# REQUEST:
Retype the tail of the data exactly, starting at the line containing "Decode this image" and stopping at the last line.

──────────

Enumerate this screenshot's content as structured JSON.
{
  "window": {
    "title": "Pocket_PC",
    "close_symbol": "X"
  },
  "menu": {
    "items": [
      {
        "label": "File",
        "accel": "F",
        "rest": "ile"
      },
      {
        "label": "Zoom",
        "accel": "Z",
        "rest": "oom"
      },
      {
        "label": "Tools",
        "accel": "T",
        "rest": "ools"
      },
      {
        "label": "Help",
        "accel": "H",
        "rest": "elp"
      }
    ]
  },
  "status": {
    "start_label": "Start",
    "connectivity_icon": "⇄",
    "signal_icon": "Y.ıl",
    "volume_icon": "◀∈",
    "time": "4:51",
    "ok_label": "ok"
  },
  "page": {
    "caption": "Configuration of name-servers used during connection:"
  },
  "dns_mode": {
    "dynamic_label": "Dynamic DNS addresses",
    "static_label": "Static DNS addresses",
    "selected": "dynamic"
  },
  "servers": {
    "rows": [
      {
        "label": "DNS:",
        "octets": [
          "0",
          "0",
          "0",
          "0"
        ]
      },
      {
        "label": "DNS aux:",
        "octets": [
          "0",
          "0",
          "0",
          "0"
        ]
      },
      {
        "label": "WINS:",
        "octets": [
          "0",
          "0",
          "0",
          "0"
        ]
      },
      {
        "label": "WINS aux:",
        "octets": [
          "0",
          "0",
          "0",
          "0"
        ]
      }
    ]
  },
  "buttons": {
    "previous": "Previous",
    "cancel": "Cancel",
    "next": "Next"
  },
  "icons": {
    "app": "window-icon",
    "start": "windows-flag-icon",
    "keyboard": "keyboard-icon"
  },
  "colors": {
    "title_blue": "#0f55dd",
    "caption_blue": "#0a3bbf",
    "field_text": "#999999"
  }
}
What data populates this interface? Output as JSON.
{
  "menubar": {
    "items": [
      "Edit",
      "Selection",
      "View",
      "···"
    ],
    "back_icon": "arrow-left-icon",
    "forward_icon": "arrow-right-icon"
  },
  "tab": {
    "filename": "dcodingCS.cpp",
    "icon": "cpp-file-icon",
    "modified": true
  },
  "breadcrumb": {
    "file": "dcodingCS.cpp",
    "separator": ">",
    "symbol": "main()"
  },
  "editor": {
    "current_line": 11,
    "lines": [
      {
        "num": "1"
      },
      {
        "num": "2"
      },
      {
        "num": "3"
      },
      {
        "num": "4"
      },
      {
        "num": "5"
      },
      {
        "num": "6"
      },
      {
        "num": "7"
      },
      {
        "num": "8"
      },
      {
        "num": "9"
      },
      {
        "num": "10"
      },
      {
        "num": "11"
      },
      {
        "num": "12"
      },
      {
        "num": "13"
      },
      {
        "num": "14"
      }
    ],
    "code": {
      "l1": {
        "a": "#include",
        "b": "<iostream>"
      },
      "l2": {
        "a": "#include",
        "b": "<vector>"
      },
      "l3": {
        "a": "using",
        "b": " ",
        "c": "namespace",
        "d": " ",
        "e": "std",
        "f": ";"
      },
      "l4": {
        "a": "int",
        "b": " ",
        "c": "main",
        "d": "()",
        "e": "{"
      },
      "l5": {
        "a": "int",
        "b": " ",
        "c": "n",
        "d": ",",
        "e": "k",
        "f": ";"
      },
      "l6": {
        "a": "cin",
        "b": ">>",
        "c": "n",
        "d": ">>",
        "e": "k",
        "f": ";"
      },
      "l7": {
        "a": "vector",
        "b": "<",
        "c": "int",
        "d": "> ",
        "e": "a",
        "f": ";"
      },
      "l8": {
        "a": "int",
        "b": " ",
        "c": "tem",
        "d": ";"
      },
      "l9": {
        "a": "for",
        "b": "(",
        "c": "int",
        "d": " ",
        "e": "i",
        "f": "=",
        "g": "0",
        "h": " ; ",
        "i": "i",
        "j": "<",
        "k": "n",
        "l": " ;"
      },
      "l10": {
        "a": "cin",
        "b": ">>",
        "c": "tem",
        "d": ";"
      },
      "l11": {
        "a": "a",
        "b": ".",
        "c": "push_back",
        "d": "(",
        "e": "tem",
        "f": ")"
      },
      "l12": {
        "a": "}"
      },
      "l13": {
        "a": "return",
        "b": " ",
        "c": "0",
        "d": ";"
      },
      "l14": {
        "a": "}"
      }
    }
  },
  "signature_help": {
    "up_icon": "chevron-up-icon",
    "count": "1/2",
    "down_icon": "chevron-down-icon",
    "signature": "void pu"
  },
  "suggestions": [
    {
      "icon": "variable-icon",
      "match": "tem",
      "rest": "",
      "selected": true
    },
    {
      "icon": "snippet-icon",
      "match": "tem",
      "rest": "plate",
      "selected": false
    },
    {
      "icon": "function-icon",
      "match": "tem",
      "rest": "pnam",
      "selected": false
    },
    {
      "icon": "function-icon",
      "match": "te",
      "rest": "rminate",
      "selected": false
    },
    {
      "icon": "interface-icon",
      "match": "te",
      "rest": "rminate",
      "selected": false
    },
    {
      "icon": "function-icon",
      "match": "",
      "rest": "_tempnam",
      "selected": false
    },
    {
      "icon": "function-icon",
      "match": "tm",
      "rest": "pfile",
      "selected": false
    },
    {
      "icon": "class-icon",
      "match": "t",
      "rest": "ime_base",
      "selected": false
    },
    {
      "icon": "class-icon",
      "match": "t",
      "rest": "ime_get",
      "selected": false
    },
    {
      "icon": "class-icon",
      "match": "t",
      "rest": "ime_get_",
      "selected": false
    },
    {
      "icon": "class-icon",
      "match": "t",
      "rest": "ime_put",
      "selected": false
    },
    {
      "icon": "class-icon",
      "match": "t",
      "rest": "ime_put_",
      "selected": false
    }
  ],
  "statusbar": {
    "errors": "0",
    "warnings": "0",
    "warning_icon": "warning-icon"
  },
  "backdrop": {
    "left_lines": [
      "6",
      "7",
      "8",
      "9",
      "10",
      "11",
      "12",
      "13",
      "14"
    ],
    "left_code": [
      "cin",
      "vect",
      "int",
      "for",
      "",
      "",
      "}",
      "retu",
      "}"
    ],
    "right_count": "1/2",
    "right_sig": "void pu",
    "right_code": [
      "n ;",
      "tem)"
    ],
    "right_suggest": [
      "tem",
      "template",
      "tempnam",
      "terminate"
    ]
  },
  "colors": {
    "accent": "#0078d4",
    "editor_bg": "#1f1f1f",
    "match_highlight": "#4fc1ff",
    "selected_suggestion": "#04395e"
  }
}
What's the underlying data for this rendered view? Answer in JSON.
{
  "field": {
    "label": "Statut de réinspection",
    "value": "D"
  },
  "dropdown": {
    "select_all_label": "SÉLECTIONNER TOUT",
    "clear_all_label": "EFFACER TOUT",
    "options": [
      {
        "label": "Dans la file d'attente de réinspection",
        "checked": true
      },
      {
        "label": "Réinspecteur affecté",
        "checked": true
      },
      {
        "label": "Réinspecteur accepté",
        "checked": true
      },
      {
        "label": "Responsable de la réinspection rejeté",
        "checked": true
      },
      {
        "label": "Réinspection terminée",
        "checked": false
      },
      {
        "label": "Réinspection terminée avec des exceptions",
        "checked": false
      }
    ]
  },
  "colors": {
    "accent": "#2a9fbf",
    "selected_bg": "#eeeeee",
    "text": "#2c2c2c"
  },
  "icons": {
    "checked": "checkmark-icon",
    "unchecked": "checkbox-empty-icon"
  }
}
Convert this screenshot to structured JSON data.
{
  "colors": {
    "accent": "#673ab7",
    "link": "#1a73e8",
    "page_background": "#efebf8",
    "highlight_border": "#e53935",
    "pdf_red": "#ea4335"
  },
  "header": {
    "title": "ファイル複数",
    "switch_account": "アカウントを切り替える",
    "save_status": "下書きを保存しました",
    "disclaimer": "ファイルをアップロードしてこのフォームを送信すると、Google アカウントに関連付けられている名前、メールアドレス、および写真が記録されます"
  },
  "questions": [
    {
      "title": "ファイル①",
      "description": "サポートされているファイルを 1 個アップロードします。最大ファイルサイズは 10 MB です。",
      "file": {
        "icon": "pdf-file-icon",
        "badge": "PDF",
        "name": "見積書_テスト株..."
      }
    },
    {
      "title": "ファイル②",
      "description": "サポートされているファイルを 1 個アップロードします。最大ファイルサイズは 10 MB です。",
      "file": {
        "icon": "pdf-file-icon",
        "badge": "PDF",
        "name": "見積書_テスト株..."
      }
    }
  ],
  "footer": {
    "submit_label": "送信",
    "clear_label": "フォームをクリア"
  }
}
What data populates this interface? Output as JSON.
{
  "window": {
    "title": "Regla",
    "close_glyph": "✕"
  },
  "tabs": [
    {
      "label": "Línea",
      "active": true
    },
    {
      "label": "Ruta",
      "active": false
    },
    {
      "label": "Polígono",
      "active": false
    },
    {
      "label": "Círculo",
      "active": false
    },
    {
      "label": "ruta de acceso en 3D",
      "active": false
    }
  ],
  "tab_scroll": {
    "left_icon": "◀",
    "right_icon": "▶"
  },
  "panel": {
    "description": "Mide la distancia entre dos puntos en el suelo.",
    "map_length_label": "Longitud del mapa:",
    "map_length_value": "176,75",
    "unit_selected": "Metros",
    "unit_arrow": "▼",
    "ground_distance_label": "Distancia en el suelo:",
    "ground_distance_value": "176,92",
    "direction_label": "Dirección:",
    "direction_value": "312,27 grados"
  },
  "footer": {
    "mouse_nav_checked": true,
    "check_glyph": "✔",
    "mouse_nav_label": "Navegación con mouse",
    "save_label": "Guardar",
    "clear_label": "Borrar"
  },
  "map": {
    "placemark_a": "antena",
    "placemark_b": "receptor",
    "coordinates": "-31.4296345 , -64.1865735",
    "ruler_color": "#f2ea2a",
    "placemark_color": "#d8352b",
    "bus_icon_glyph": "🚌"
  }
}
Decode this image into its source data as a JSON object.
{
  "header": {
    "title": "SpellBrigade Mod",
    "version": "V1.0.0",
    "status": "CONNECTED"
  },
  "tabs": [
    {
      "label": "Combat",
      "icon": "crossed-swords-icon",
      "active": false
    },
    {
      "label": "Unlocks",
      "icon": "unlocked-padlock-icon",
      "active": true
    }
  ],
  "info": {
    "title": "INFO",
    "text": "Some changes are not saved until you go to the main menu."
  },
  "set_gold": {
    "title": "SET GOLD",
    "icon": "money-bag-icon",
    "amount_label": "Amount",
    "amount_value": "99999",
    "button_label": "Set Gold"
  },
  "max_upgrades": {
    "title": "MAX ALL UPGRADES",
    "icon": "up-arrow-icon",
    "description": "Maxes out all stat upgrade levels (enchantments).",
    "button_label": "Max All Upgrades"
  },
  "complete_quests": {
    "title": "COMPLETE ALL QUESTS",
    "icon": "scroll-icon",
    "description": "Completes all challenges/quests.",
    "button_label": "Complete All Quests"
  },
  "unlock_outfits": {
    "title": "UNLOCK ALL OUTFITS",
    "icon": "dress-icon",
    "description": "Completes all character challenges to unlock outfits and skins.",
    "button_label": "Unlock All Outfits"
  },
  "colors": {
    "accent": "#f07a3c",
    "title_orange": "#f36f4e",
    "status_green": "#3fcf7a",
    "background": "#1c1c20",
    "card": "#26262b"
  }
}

──────────

# RESULT BELOW:
Decode this image into its source data as a JSON object.
{
  "header": {
    "title": "SpellBrigade Mod",
    "version": "V1.0.0",
    "status": "CONNECTED"
  },
  "tabs": [
    {
      "label": "Combat",
      "icon": "crossed-swords-icon",
      "active": false
    },
    {
      "label": "Unlocks",
      "icon": "unlocked-padlock-icon",
      "active": true
    }
  ],
  "info": {
    "title": "INFO",
    "text": "Some changes are not saved until you go to the main menu."
  },
  "set_gold": {
    "title": "SET GOLD",
    "icon": "money-bag-icon",
    "amount_label": "Amount",
    "amount_value": "99999",
    "button_label": "Set Gold"
  },
  "max_upgrades": {
    "title": "MAX ALL UPGRADES",
    "icon": "up-arrow-icon",
    "description": "Maxes out all stat upgrade levels (enchantments).",
    "button_label": "Max All Upgrades"
  },
  "complete_quests": {
    "title": "COMPLETE ALL QUESTS",
    "icon": "scroll-icon",
    "description": "Completes all challenges/quests.",
    "button_label": "Complete All Quests"
  },
  "unlock_outfits": {
    "title": "UNLOCK ALL OUTFITS",
    "icon": "dress-icon",
    "description": "Completes all character challenges to unlock outfits and skins.",
    "button_label": "Unlock All Outfits"
  },
  "colors": {
    "accent": "#f07a3c",
    "title_orange": "#f36f4e",
    "status_green": "#3fcf7a",
    "background": "#1c1c20",
    "card": "#26262b"
  }
}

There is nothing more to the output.